#### Supplied records:
^^^^^^^^

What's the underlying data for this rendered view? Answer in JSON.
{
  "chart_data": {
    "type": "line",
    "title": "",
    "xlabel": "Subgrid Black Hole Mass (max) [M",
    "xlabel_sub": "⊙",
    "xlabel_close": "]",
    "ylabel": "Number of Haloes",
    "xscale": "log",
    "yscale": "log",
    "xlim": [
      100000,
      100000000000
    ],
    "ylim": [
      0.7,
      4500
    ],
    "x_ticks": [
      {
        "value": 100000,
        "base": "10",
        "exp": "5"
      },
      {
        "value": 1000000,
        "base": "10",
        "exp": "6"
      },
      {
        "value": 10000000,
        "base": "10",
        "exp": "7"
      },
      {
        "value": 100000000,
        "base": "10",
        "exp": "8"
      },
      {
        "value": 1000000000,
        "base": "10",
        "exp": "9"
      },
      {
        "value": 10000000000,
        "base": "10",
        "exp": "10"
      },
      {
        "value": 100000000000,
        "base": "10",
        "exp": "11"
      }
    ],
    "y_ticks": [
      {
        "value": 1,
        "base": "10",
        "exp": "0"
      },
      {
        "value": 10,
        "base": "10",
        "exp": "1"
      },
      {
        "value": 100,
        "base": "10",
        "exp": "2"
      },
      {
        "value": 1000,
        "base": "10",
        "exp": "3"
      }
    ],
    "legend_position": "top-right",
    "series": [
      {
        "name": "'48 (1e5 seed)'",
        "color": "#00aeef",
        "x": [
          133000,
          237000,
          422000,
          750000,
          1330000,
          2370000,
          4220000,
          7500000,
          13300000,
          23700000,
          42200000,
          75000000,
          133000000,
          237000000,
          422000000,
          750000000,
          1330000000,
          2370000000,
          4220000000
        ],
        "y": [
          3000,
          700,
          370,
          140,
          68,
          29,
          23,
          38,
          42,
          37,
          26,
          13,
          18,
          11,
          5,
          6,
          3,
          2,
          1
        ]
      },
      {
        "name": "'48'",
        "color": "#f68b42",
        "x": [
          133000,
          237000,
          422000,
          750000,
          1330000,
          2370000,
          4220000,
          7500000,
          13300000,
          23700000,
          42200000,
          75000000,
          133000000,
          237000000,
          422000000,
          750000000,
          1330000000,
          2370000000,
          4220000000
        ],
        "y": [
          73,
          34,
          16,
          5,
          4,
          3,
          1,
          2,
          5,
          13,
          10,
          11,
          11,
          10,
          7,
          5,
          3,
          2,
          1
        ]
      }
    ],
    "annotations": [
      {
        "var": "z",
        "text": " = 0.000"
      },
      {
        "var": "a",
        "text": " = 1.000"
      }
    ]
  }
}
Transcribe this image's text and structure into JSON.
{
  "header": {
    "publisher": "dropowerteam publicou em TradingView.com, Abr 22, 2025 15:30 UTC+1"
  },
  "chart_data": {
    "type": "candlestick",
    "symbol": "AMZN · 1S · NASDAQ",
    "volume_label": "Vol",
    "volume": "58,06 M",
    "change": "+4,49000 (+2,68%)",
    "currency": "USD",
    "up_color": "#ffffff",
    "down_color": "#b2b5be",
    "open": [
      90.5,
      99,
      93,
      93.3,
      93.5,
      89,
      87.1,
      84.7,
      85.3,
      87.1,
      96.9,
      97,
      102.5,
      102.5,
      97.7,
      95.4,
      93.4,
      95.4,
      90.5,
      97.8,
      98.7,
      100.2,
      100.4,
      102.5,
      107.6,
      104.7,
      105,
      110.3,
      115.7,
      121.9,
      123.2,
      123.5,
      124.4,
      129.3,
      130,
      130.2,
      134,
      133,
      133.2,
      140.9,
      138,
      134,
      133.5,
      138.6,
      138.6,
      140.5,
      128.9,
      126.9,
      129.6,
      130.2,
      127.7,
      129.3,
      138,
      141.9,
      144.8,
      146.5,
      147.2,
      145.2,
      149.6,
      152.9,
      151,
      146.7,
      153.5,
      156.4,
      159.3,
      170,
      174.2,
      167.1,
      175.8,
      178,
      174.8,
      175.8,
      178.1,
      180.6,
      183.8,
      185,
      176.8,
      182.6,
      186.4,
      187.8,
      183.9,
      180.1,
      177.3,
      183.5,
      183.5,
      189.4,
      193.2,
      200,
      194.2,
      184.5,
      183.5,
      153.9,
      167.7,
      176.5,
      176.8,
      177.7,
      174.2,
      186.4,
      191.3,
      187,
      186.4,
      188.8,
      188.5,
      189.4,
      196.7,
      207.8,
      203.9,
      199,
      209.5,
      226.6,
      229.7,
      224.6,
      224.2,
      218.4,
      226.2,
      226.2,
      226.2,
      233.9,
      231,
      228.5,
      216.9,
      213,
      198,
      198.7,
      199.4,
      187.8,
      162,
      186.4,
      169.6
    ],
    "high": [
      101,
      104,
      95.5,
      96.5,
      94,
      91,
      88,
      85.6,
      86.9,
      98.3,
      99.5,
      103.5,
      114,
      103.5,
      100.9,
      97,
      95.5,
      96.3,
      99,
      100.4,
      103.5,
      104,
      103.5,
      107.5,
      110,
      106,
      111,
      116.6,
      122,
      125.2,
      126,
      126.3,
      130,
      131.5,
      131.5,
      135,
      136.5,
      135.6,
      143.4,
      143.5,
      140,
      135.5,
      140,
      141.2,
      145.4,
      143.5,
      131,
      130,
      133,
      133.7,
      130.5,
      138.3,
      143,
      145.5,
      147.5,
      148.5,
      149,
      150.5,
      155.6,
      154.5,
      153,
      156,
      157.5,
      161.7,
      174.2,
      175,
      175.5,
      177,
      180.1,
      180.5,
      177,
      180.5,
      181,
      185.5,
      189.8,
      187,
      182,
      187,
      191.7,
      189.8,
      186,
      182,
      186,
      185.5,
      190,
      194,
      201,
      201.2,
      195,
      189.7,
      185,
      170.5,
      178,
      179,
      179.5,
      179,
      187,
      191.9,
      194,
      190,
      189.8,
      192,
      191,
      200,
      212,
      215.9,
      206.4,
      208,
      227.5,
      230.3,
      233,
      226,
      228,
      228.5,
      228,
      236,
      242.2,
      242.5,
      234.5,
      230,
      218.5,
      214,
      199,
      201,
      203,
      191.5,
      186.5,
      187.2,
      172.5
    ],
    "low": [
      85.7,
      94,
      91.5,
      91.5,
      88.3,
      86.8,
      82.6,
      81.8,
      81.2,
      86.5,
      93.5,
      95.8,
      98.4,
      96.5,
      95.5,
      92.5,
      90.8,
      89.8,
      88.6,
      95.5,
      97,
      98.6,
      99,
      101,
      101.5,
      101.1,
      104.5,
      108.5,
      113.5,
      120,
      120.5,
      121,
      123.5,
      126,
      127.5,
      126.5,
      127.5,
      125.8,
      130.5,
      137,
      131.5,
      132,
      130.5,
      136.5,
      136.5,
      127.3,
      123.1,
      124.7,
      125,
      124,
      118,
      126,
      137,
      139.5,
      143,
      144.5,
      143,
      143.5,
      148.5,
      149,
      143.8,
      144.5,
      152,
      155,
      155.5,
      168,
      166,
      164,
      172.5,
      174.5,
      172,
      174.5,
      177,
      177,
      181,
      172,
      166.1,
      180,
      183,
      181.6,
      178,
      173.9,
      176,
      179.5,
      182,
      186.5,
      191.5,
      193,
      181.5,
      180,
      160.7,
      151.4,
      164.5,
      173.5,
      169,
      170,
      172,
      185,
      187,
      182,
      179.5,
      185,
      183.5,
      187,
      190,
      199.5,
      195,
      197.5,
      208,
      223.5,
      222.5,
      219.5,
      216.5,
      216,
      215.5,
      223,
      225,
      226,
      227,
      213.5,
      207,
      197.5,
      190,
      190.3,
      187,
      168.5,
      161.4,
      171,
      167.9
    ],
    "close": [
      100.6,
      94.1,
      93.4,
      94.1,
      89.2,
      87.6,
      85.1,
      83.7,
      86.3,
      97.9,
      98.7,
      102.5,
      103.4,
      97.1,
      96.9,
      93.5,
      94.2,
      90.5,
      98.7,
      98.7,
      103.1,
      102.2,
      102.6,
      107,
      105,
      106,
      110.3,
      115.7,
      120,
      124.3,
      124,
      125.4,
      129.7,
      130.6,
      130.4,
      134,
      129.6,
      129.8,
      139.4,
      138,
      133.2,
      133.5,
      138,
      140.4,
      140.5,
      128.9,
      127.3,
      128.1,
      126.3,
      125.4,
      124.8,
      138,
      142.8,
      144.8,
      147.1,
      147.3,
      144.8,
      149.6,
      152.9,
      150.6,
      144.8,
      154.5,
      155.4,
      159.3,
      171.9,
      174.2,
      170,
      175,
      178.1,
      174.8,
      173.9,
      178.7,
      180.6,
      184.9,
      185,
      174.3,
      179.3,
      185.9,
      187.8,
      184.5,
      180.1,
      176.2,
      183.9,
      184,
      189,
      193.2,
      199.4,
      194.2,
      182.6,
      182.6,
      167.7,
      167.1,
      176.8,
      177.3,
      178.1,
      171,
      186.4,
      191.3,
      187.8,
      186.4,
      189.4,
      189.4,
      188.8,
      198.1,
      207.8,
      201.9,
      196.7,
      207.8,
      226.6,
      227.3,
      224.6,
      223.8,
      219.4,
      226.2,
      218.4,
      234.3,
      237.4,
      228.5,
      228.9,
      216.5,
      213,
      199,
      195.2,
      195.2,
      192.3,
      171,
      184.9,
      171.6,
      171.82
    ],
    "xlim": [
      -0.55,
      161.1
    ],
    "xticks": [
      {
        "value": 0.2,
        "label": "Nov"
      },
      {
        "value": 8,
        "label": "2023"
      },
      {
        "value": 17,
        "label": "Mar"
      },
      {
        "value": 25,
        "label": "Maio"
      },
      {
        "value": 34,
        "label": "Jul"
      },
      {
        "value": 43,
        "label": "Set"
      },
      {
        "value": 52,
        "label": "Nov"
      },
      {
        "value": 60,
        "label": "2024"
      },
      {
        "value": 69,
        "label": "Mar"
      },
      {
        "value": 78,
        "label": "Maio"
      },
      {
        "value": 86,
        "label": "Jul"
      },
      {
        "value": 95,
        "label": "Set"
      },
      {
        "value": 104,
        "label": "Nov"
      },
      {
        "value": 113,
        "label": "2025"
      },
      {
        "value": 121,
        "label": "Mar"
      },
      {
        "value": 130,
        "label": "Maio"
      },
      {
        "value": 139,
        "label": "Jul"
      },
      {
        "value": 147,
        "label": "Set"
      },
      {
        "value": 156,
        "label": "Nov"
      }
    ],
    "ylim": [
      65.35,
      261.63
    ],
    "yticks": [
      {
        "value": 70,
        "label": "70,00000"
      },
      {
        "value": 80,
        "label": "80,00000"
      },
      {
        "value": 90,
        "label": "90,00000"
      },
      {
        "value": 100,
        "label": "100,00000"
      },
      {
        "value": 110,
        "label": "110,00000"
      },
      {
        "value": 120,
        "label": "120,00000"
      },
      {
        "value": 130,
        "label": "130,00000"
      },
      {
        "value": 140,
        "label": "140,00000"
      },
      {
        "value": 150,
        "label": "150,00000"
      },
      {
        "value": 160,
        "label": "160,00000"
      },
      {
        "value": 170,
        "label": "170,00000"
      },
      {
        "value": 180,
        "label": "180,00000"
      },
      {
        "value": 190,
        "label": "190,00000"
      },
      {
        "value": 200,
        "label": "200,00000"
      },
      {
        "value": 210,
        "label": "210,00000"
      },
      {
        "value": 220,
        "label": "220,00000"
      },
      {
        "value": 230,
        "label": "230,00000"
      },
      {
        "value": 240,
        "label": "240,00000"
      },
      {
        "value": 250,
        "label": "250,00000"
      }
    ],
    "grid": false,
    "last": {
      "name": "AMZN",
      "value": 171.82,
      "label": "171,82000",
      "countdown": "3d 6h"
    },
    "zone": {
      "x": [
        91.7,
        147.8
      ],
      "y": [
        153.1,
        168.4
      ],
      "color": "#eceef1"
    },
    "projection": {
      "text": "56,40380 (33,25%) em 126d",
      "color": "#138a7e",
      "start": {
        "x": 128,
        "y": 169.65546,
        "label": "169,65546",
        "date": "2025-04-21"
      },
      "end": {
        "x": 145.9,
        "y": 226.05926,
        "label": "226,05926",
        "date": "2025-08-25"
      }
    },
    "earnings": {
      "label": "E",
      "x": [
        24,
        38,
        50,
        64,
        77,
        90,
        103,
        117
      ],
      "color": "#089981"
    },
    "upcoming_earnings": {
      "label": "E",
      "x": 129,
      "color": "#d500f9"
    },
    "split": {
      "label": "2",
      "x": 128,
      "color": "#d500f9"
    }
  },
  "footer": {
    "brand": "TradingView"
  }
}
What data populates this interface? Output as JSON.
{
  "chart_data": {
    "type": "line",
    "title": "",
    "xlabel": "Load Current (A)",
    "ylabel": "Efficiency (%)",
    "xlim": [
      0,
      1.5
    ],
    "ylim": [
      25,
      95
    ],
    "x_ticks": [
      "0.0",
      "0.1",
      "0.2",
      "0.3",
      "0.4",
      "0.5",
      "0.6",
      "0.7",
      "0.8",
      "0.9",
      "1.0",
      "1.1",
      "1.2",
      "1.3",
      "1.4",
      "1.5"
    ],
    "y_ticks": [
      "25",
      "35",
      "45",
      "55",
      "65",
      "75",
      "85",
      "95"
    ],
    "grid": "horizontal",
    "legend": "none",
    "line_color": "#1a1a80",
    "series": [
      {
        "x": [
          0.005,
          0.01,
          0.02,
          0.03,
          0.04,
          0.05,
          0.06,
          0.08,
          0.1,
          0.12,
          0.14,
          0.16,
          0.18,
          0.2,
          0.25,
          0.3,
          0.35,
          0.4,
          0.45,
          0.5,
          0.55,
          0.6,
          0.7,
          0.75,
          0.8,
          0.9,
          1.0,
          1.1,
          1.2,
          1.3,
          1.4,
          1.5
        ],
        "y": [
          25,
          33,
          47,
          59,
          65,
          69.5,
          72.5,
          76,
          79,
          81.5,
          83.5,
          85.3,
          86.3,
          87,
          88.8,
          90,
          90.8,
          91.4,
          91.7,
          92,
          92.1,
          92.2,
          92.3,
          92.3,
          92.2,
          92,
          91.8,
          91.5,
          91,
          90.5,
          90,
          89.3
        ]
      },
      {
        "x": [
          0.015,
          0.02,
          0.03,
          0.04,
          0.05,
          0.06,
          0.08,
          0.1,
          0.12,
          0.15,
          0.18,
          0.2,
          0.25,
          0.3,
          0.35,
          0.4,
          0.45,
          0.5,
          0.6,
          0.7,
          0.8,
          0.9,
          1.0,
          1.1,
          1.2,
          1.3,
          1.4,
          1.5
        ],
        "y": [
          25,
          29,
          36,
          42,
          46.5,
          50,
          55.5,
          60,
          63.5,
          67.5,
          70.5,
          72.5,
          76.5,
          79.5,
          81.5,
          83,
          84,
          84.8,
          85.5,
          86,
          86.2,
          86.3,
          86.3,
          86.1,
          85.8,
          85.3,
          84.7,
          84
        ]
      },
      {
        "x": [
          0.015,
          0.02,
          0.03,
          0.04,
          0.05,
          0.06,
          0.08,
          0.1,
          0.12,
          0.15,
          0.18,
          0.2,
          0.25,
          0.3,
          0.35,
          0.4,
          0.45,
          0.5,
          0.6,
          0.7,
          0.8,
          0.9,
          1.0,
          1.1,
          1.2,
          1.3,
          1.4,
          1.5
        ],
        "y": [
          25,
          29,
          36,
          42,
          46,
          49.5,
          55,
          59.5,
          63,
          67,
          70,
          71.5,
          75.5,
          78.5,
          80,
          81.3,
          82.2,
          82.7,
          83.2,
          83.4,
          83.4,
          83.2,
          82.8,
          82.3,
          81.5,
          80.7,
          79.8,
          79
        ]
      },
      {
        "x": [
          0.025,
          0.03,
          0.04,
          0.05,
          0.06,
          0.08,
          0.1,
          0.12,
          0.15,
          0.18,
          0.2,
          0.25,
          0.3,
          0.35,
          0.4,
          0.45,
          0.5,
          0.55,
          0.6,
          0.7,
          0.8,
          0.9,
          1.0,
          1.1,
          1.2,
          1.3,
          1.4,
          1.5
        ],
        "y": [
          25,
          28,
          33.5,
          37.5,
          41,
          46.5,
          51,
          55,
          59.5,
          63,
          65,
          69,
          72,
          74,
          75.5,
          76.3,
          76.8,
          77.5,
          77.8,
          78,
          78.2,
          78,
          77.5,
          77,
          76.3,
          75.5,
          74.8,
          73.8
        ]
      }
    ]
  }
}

^^^^^^^^

#### The request:
Only a number is wanted: how many lines of the data above contain "text"?

#### Task response:
4